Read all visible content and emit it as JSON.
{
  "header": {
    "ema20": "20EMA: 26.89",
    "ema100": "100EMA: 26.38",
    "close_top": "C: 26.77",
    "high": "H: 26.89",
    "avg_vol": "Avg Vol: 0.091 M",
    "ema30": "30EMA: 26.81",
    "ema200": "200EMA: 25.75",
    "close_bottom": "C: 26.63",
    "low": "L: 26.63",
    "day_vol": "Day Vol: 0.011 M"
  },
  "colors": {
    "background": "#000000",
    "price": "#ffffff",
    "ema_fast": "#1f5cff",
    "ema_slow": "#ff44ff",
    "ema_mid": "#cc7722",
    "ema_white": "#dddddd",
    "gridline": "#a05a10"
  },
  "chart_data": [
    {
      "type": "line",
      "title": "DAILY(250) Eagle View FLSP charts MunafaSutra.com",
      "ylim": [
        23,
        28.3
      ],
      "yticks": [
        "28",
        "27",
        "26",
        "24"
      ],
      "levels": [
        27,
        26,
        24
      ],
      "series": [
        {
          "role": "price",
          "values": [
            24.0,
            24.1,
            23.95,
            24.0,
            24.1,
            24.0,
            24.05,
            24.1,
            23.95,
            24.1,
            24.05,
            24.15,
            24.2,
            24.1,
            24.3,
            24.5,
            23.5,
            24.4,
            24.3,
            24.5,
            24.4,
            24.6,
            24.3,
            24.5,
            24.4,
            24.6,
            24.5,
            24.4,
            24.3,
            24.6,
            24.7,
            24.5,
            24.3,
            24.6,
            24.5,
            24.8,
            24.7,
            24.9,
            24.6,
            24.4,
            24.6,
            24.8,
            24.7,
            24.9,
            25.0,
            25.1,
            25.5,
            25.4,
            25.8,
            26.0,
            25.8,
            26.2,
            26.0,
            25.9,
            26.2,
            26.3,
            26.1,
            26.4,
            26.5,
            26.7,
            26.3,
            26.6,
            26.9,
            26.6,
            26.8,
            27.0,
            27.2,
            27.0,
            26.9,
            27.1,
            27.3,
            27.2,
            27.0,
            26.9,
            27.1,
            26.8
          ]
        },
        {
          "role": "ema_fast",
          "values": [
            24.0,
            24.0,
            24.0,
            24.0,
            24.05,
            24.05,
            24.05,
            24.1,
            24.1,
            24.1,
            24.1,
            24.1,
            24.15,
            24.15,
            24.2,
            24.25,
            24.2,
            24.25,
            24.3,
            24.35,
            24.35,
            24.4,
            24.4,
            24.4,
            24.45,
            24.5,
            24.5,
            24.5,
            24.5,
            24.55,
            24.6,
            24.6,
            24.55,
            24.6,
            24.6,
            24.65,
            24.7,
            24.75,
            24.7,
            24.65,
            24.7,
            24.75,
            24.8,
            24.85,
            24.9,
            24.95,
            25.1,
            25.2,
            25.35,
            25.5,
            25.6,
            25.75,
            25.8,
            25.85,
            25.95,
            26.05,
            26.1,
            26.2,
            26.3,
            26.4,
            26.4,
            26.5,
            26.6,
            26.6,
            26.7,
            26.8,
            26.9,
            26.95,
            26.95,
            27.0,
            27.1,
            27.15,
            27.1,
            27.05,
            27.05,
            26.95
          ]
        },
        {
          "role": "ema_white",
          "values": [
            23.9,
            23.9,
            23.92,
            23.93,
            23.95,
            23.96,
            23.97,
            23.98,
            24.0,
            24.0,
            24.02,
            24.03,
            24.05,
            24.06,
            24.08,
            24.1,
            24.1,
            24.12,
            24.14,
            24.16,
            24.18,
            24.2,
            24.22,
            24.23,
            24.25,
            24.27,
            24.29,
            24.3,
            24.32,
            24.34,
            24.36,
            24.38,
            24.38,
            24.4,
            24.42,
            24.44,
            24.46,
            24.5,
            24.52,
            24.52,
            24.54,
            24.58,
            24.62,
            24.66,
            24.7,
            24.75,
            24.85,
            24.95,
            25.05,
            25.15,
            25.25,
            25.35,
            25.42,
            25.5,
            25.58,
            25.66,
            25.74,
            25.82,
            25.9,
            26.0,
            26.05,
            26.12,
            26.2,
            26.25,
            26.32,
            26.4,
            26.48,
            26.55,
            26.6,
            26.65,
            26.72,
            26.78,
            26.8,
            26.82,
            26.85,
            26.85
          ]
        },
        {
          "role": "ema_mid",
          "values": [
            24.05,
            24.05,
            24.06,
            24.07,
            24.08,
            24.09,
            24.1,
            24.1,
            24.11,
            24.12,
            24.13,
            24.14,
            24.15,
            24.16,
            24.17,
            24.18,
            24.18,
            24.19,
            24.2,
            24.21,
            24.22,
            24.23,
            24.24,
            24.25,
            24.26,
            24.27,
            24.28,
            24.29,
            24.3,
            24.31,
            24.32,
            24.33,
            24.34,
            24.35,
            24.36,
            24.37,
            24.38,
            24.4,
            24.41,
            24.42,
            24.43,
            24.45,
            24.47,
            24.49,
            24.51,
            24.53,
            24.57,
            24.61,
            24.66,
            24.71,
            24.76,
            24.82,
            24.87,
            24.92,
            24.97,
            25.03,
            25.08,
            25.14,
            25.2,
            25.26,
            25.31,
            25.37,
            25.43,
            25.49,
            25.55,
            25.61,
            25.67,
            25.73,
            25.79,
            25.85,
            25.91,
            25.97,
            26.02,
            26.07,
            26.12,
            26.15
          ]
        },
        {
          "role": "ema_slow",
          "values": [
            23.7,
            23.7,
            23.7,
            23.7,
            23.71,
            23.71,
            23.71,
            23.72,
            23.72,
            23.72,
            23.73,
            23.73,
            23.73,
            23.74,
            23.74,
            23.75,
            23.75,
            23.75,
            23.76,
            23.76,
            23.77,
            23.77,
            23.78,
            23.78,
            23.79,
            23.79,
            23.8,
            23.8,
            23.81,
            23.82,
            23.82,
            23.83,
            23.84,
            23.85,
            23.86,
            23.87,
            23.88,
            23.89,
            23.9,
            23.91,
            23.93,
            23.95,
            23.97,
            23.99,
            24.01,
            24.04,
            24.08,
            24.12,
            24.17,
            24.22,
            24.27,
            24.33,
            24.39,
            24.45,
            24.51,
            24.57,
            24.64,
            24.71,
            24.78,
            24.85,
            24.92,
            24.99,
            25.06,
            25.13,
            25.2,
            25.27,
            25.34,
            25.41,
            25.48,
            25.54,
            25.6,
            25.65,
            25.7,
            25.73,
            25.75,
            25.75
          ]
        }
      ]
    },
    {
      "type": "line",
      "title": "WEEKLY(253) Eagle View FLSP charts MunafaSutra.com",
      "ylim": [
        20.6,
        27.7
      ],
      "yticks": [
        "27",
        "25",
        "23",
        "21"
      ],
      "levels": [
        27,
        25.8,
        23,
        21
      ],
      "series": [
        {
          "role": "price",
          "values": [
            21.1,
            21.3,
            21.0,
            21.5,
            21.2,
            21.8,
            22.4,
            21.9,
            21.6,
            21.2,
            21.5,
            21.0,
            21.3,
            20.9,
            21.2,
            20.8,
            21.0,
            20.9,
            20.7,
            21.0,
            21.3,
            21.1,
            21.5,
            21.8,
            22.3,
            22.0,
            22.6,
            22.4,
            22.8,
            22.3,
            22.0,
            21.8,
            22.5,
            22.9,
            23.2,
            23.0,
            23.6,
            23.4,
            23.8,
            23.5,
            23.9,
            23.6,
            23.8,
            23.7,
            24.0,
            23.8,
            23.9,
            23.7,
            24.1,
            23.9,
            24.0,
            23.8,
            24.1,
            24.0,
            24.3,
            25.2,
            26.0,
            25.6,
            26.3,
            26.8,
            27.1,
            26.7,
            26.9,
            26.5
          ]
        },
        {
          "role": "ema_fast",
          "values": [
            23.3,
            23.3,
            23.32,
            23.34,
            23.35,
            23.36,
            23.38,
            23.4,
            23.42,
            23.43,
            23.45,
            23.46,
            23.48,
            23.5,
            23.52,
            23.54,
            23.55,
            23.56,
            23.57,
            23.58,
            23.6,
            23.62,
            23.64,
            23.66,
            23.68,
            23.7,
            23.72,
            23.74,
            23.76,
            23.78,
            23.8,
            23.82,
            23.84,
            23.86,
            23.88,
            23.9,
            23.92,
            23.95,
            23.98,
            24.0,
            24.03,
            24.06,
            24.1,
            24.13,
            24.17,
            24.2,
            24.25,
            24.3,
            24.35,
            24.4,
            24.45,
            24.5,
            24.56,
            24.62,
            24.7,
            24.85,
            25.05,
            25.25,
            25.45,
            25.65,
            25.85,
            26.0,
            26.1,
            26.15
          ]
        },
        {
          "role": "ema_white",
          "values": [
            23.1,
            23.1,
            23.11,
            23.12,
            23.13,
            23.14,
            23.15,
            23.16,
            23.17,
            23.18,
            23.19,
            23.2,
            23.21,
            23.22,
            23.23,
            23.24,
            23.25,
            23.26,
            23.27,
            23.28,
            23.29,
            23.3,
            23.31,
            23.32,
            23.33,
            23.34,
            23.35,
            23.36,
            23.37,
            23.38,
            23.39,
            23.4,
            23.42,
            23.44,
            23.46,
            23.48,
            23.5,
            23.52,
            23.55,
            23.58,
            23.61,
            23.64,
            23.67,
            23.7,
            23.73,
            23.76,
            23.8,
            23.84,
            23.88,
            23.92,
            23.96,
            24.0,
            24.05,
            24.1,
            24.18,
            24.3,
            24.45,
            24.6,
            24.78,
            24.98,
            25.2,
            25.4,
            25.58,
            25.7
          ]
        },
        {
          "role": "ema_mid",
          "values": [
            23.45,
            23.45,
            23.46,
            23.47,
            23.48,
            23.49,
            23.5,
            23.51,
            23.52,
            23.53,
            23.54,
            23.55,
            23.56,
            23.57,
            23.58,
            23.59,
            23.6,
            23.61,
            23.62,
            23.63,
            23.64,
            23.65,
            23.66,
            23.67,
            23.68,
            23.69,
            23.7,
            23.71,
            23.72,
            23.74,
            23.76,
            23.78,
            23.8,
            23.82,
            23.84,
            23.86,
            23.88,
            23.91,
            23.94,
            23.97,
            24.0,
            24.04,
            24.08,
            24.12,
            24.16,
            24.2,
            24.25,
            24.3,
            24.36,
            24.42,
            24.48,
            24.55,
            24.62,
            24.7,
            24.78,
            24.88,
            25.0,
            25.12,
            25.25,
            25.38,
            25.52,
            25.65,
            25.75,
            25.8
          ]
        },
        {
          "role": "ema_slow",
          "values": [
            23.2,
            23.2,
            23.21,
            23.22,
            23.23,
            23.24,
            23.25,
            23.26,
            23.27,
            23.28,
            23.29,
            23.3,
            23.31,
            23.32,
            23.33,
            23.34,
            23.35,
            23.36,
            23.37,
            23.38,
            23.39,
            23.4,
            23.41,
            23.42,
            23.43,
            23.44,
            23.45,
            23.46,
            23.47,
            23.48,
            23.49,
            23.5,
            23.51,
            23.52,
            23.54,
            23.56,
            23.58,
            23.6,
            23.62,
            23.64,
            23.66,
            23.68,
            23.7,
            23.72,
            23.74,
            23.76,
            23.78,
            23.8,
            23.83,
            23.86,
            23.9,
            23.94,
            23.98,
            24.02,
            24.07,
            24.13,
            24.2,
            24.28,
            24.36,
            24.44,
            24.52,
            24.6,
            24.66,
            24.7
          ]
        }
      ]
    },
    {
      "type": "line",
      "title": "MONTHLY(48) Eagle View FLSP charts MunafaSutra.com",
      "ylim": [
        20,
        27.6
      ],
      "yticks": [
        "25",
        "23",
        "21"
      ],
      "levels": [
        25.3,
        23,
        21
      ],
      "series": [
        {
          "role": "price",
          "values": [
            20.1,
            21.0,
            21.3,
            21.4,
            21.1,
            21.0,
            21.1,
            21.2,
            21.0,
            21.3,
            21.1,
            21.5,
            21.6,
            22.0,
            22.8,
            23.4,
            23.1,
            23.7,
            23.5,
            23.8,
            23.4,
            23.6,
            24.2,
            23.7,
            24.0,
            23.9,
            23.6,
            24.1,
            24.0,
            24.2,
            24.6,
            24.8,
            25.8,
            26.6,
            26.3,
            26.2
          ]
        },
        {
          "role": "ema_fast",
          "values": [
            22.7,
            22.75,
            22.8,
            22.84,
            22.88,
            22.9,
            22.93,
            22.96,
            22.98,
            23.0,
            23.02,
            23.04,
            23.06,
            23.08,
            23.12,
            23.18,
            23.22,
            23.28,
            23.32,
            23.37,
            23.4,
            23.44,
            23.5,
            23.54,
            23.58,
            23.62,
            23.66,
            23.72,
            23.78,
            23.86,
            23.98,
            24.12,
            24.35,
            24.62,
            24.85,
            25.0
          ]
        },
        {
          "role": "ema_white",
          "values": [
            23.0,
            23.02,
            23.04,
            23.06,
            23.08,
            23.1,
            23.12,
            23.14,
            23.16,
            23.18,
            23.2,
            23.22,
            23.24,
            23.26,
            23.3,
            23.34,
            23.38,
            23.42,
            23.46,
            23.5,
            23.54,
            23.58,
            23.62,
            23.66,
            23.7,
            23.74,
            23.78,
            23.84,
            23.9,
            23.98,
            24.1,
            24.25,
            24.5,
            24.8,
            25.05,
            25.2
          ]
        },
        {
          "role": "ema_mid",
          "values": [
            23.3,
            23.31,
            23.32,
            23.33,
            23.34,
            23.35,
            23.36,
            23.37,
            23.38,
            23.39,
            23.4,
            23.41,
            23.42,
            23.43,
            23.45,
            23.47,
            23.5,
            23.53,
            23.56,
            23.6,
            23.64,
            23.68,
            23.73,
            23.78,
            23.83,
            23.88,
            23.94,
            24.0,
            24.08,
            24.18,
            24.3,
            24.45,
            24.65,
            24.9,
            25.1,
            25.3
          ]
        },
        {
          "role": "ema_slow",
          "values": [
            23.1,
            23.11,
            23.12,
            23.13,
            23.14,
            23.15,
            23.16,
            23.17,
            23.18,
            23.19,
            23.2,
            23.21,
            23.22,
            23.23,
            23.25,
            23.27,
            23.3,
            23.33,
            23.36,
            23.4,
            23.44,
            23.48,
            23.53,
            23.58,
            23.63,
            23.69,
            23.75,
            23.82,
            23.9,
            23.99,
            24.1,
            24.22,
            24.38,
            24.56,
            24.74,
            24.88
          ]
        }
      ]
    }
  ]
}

:::

**Challenge**. What is the number of lines in these records that contain "charts"? Reply with the number only.

**Answer for this exercise**. 3